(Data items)
━━━━━━━━

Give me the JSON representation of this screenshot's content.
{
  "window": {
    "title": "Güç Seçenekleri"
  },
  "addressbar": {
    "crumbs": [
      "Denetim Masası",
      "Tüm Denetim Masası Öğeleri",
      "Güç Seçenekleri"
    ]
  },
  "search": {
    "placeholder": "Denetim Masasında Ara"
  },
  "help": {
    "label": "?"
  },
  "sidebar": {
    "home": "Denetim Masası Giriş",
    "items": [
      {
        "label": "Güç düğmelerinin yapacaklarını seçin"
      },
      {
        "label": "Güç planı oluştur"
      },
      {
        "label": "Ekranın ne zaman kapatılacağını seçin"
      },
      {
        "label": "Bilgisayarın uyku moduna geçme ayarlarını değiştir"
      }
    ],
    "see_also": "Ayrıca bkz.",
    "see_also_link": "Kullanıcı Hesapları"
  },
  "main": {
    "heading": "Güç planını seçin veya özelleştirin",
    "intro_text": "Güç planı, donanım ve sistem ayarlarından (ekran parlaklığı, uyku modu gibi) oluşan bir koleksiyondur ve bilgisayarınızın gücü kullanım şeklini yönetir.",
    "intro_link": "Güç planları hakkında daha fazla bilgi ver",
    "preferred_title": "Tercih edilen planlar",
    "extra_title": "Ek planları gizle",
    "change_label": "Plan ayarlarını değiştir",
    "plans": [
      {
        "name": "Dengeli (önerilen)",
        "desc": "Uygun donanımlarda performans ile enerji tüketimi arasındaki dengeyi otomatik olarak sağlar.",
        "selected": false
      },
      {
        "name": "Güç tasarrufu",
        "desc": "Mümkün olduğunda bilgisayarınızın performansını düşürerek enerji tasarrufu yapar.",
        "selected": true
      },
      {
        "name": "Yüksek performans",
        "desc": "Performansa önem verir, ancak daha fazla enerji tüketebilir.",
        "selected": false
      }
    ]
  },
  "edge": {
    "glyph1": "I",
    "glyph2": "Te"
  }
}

━━━━━━━━

§ WHAT IS REQUIRED: Take the records above and return them exactly as written.

§ FINISHED TASK:
Give me the JSON representation of this screenshot's content.
{
  "window": {
    "title": "Güç Seçenekleri"
  },
  "addressbar": {
    "crumbs": [
      "Denetim Masası",
      "Tüm Denetim Masası Öğeleri",
      "Güç Seçenekleri"
    ]
  },
  "search": {
    "placeholder": "Denetim Masasında Ara"
  },
  "help": {
    "label": "?"
  },
  "sidebar": {
    "home": "Denetim Masası Giriş",
    "items": [
      {
        "label": "Güç düğmelerinin yapacaklarını seçin"
      },
      {
        "label": "Güç planı oluştur"
      },
      {
        "label": "Ekranın ne zaman kapatılacağını seçin"
      },
      {
        "label": "Bilgisayarın uyku moduna geçme ayarlarını değiştir"
      }
    ],
    "see_also": "Ayrıca bkz.",
    "see_also_link": "Kullanıcı Hesapları"
  },
  "main": {
    "heading": "Güç planını seçin veya özelleştirin",
    "intro_text": "Güç planı, donanım ve sistem ayarlarından (ekran parlaklığı, uyku modu gibi) oluşan bir koleksiyondur ve bilgisayarınızın gücü kullanım şeklini yönetir.",
    "intro_link": "Güç planları hakkında daha fazla bilgi ver",
    "preferred_title": "Tercih edilen planlar",
    "extra_title": "Ek planları gizle",
    "change_label": "Plan ayarlarını değiştir",
    "plans": [
      {
        "name": "Dengeli (önerilen)",
        "desc": "Uygun donanımlarda performans ile enerji tüketimi arasındaki dengeyi otomatik olarak sağlar.",
        "selected": false
      },
      {
        "name": "Güç tasarrufu",
        "desc": "Mümkün olduğunda bilgisayarınızın performansını düşürerek enerji tasarrufu yapar.",
        "selected": true
      },
      {
        "name": "Yüksek performans",
        "desc": "Performansa önem verir, ancak daha fazla enerji tüketebilir.",
        "selected": false
      }
    ]
  },
  "edge": {
    "glyph1": "I",
    "glyph2": "Te"
  }
}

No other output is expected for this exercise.